*INPUT FOR THIS TASK*.
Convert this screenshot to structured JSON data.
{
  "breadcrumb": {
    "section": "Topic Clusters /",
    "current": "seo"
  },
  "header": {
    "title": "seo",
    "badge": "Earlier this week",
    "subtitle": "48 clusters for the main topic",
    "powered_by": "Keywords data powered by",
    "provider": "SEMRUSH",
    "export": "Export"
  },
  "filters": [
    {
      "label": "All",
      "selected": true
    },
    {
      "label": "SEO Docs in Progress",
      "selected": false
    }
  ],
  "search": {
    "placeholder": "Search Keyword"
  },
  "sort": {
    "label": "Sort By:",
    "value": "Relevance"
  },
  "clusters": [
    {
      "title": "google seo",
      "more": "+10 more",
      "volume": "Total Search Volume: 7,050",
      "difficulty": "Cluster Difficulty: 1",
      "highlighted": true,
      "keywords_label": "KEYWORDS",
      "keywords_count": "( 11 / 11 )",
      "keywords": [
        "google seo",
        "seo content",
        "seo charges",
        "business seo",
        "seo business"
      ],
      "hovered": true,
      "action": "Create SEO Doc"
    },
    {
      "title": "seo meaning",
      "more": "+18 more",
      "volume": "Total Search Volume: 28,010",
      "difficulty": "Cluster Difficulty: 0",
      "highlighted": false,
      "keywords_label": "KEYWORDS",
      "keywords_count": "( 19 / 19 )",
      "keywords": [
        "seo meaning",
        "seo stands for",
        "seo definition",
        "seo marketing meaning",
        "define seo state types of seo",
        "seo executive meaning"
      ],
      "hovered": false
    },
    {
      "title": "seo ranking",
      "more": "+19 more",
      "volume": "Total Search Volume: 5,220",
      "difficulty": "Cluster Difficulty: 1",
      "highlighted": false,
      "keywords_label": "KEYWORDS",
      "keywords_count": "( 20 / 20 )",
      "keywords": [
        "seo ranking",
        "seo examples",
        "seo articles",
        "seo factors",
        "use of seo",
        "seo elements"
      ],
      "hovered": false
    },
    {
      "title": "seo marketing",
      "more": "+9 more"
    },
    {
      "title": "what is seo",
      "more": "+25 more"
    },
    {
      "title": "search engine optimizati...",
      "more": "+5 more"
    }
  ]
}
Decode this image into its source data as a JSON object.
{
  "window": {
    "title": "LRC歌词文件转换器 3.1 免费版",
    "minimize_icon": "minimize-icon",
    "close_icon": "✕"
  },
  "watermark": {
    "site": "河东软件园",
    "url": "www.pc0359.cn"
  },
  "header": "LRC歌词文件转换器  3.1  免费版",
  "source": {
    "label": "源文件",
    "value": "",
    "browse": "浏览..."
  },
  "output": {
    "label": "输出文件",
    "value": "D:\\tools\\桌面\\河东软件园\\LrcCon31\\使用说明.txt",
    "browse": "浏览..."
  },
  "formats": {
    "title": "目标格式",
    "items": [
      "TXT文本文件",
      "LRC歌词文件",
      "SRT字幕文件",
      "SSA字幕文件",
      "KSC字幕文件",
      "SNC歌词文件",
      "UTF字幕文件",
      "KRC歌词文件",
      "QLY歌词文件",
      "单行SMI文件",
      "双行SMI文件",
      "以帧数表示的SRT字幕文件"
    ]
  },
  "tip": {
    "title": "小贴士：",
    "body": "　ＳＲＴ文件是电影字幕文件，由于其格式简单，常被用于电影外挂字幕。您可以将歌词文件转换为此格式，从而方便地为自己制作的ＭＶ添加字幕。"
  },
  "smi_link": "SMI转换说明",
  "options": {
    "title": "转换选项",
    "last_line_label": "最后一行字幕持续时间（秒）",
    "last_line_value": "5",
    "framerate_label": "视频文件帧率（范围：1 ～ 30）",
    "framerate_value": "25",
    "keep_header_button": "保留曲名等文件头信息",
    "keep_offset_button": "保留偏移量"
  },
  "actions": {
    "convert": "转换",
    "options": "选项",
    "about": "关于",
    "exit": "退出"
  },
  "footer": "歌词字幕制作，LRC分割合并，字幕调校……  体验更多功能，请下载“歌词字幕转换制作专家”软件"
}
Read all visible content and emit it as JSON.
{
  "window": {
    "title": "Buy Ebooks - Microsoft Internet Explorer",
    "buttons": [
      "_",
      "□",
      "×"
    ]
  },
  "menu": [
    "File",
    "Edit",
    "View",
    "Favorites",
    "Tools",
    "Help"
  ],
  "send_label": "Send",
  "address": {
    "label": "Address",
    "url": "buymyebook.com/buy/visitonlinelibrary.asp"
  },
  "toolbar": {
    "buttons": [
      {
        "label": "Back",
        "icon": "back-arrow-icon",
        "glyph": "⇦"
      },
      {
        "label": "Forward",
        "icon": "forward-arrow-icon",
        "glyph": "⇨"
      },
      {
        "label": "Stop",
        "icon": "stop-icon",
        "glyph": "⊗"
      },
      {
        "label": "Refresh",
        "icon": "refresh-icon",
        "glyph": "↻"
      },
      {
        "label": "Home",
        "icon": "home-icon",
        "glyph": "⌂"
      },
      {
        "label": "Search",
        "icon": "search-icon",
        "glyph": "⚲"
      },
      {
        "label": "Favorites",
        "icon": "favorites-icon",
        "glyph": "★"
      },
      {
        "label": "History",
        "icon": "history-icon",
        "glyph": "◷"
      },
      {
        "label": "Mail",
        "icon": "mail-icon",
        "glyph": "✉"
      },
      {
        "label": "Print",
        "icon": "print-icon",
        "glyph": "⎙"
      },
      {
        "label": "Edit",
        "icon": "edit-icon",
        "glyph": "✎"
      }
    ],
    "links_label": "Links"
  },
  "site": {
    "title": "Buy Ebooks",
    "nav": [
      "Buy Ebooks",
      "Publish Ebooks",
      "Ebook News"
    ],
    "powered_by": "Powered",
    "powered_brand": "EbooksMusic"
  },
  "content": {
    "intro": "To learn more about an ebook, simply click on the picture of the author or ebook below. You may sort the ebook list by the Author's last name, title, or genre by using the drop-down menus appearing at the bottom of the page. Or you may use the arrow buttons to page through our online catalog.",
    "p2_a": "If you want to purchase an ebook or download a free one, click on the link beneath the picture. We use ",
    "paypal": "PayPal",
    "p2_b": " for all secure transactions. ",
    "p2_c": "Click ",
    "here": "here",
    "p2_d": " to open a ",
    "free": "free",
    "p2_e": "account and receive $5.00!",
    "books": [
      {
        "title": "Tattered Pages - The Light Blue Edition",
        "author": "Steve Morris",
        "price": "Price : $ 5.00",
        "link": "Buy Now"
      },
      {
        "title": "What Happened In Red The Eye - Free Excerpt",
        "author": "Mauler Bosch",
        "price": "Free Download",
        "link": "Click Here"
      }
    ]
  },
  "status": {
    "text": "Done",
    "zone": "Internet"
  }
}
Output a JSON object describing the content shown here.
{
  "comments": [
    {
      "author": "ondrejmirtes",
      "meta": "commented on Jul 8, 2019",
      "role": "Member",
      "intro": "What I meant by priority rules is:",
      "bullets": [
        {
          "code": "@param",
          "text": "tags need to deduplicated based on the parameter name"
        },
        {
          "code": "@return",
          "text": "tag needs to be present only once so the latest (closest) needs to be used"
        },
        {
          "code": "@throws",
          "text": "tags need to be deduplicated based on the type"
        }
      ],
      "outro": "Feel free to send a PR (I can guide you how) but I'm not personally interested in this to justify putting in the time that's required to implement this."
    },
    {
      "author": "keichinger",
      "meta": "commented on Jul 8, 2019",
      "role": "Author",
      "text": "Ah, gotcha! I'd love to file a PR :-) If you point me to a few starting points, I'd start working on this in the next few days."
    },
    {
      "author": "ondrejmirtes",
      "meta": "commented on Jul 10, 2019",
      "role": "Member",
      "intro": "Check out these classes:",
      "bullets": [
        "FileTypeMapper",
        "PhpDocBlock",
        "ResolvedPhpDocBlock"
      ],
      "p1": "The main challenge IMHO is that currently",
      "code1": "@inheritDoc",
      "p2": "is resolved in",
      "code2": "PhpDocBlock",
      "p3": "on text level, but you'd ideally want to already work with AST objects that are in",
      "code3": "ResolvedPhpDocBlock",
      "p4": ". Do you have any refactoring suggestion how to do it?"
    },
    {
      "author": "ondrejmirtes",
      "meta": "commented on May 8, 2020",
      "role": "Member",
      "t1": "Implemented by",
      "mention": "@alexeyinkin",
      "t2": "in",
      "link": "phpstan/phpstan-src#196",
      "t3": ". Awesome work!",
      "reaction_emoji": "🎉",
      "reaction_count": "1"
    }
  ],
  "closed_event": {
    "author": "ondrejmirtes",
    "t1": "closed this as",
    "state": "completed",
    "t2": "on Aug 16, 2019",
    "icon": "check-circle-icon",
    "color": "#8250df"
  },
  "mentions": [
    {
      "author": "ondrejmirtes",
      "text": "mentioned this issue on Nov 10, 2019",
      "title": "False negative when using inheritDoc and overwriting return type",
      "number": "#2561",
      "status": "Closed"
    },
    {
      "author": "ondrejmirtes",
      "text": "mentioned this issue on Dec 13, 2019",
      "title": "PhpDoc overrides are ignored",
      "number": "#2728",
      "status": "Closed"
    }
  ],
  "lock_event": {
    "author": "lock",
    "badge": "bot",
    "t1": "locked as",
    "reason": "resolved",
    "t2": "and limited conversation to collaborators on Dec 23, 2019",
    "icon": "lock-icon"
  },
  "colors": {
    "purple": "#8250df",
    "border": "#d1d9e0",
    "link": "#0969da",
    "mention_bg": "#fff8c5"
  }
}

*OBJECTIVE*.
Collect the lines of the data that carry the word "河东软件园".

*SOLUTION FOR THIS EXERCISE*.
    "site": "河东软件园",
    "value": "D:\\tools\\桌面\\河东软件园\\LrcCon31\\使用说明.txt",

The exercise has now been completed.